Each line containing the string "Strata" should be copied out of the entries.

————————

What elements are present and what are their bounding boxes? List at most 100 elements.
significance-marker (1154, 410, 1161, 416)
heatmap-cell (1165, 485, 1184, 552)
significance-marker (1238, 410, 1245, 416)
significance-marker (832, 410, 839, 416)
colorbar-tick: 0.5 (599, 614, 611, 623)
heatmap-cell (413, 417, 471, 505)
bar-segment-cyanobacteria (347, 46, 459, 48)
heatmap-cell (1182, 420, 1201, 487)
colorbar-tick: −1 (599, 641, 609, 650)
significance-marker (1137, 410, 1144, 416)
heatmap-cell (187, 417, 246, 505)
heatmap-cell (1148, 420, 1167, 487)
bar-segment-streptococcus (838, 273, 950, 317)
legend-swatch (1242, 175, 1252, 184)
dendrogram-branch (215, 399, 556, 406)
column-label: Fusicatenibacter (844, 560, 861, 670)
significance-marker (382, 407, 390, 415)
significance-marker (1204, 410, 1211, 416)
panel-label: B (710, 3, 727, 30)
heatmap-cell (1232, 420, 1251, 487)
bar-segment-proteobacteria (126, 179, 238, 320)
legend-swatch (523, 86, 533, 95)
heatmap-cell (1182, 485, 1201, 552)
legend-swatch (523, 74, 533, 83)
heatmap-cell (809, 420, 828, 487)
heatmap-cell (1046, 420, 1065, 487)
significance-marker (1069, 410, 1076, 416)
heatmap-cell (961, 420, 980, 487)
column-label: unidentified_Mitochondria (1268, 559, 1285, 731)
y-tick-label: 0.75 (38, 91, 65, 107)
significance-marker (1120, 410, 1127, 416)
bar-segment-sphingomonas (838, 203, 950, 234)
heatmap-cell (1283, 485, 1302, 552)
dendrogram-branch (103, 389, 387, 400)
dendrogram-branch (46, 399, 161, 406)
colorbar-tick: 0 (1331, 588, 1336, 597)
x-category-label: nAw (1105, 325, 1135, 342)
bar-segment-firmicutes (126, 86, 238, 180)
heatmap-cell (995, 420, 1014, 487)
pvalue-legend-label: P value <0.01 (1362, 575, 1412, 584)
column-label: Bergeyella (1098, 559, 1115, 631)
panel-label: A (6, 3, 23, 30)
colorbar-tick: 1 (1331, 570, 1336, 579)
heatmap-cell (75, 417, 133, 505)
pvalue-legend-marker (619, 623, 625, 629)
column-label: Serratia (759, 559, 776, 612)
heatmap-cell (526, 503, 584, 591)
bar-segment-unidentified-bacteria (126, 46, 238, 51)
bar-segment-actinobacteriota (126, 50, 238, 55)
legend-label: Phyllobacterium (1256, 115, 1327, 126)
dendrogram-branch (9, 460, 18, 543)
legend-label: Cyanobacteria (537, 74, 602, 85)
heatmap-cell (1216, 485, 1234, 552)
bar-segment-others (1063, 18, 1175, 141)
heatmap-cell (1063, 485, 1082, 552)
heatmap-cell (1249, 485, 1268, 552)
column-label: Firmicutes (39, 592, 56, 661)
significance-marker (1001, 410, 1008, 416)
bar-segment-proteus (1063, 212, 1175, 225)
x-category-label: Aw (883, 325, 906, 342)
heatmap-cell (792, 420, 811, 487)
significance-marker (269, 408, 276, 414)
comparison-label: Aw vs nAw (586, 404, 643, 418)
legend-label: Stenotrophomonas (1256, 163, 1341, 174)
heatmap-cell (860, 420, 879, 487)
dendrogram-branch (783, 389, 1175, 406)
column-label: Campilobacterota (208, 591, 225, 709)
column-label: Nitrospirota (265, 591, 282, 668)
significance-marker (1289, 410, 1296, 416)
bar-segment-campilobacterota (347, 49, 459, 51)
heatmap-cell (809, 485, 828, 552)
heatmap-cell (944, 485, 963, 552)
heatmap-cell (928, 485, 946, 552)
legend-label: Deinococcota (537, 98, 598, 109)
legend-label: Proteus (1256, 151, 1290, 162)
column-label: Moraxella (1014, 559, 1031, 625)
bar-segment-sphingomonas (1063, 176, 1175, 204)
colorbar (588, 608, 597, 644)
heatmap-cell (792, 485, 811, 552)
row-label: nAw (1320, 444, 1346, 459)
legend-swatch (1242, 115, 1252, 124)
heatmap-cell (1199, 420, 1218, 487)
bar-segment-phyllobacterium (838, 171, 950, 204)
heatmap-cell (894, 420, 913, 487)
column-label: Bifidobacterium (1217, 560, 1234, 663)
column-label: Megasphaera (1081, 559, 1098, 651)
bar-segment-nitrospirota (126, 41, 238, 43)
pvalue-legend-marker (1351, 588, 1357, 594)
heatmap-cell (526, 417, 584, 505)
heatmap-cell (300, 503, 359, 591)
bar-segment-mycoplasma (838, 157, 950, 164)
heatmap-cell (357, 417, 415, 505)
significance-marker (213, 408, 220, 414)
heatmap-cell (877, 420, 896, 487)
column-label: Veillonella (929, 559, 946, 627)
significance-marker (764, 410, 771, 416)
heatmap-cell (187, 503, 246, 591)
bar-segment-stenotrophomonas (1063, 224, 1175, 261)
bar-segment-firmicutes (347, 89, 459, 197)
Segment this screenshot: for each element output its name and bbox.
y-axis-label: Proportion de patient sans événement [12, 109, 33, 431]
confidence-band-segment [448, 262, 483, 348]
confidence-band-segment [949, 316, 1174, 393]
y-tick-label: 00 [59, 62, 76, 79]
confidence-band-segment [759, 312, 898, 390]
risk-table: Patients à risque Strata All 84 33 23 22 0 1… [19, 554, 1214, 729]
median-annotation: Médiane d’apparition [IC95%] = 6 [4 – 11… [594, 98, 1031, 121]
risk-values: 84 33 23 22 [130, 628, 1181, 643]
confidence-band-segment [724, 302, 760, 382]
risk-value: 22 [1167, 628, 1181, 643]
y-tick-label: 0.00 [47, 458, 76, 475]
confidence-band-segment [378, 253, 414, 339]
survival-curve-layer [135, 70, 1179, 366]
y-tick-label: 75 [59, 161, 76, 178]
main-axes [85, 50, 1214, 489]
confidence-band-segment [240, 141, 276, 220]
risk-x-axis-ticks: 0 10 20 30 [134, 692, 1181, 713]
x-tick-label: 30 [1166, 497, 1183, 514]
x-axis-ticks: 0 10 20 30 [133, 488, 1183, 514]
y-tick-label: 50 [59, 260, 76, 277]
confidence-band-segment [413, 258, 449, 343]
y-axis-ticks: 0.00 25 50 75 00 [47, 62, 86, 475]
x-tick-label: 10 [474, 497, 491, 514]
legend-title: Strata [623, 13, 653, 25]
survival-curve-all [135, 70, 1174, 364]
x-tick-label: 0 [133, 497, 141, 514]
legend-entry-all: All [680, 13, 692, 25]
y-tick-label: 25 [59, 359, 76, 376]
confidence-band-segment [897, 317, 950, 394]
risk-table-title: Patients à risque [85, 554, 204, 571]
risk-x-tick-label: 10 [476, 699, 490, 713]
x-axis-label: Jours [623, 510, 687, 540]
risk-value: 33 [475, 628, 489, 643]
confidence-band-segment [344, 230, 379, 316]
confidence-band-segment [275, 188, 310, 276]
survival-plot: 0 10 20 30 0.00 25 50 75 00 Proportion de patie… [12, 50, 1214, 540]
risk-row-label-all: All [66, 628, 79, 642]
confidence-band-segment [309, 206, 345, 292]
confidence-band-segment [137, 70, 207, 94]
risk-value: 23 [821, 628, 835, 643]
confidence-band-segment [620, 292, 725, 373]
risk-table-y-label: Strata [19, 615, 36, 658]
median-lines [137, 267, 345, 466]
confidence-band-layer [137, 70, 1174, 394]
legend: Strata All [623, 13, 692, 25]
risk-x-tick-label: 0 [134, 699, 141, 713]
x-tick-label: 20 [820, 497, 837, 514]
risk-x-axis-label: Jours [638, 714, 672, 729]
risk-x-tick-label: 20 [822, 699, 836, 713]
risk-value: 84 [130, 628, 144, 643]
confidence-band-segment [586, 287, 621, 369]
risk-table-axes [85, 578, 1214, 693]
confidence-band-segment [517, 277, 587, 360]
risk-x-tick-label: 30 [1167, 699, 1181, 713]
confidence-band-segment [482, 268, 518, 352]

————————

ANSWER FOR THE TASK
risk-table: Patients à risque Strata All 84 33 23 22 0 1… [19, 554, 1214, 729]
legend-title: Strata [623, 13, 653, 25]
risk-table-y-label: Strata [19, 615, 36, 658]
legend: Strata All [623, 13, 692, 25]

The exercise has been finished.